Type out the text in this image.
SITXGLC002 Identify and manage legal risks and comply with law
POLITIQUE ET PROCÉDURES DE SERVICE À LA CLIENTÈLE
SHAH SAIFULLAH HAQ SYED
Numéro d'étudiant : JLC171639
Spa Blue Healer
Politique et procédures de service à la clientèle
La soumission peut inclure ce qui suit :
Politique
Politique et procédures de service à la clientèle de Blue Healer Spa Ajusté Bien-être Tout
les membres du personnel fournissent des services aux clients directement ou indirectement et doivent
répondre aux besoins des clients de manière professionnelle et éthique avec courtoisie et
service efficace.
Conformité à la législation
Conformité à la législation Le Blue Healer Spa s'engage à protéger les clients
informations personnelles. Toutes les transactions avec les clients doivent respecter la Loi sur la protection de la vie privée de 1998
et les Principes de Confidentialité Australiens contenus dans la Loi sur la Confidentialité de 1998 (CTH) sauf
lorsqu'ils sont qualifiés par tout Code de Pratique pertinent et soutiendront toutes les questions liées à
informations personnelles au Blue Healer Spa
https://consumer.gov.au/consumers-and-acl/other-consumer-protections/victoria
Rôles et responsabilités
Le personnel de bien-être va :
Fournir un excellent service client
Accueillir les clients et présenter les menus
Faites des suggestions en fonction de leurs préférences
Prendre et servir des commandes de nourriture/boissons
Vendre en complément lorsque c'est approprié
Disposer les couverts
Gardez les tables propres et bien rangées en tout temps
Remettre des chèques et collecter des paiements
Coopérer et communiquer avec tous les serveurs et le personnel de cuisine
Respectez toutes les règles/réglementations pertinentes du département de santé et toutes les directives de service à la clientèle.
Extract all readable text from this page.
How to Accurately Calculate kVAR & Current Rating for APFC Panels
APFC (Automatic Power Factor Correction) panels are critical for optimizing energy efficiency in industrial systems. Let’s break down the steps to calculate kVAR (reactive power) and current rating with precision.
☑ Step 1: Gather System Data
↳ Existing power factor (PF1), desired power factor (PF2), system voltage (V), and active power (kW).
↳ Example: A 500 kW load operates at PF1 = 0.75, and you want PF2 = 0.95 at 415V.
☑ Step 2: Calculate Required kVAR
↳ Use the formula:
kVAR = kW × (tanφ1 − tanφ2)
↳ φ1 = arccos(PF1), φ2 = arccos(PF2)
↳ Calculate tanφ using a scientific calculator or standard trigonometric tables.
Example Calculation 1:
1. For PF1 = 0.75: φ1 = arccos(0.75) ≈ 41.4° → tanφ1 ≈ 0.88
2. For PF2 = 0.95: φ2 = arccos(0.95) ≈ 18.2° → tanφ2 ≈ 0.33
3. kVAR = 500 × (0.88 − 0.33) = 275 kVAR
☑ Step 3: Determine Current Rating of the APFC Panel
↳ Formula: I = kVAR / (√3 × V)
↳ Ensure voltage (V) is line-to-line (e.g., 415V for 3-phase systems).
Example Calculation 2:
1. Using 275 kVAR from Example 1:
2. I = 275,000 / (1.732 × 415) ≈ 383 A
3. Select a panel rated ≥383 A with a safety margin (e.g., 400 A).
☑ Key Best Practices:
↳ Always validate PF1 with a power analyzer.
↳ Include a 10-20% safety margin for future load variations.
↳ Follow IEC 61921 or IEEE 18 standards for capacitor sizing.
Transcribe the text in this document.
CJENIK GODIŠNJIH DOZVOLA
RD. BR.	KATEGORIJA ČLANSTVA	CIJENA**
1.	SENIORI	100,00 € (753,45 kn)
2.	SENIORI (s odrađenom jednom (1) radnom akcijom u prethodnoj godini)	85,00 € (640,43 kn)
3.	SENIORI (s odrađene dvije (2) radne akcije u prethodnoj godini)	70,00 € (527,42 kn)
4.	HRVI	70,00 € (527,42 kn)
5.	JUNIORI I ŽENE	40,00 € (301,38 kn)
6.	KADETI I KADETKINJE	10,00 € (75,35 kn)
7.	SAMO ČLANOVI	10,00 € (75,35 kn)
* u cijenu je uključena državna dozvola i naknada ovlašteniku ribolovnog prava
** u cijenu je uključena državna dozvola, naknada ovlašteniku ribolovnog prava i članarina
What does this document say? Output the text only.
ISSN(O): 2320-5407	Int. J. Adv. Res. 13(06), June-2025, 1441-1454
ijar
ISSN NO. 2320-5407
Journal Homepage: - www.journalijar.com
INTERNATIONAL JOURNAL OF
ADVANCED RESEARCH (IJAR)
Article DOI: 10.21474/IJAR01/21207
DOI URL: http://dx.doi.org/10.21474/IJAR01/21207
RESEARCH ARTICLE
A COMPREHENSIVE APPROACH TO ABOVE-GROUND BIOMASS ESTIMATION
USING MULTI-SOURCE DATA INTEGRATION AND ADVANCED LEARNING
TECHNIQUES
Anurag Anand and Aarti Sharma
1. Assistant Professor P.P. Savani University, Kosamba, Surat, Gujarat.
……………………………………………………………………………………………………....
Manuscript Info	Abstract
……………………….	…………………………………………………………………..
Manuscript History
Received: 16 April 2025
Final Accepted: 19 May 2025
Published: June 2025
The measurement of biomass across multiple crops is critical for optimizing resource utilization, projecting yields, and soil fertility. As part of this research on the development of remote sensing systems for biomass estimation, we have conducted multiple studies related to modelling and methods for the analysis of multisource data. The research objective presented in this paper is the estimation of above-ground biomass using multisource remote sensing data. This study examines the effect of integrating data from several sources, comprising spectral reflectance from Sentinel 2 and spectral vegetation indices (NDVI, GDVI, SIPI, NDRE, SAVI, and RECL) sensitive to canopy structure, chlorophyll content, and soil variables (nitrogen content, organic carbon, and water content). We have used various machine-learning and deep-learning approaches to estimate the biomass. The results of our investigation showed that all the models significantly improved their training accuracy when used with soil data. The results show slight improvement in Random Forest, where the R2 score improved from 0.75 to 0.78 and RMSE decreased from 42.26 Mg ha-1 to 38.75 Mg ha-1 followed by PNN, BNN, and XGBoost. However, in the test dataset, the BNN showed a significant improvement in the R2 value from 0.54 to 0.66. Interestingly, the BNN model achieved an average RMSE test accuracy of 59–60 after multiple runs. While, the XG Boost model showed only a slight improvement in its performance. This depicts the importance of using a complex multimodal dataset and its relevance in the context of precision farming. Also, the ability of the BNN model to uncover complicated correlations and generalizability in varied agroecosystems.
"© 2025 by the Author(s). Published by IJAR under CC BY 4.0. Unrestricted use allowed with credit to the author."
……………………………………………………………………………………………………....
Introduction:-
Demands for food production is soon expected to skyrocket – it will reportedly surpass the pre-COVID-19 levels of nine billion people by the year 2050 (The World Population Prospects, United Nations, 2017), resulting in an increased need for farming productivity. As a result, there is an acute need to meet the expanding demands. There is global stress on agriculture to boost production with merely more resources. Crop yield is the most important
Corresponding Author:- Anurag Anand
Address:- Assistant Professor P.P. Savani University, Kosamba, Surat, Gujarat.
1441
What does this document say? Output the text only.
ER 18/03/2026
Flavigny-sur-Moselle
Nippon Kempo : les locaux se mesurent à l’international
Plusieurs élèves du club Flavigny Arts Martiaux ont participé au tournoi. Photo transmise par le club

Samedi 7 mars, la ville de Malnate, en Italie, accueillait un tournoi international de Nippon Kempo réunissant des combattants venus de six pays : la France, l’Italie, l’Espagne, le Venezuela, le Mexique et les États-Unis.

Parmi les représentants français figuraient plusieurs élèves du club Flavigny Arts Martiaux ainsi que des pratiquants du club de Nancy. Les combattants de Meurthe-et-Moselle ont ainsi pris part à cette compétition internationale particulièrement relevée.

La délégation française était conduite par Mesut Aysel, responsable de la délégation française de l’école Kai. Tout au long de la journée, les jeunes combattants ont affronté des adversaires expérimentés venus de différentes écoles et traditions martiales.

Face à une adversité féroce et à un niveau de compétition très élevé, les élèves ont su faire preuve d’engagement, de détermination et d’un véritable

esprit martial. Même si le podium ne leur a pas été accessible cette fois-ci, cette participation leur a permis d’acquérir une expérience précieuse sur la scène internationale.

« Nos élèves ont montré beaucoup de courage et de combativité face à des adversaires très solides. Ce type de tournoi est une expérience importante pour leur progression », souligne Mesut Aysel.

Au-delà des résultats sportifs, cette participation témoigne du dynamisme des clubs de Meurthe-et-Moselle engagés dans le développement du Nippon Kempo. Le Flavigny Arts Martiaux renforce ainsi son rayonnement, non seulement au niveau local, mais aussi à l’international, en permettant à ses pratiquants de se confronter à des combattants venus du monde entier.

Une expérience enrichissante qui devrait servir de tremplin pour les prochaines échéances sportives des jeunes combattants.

--------------------------------------------------

● Given request
Find the lines above holding the word "državna" and show them.

● The solution
* u cijenu je uključena državna dozvola i naknada ovlašteniku ribolovnog prava
** u cijenu je uključena državna dozvola, naknada ovlašteniku ribolovnog prava i članarina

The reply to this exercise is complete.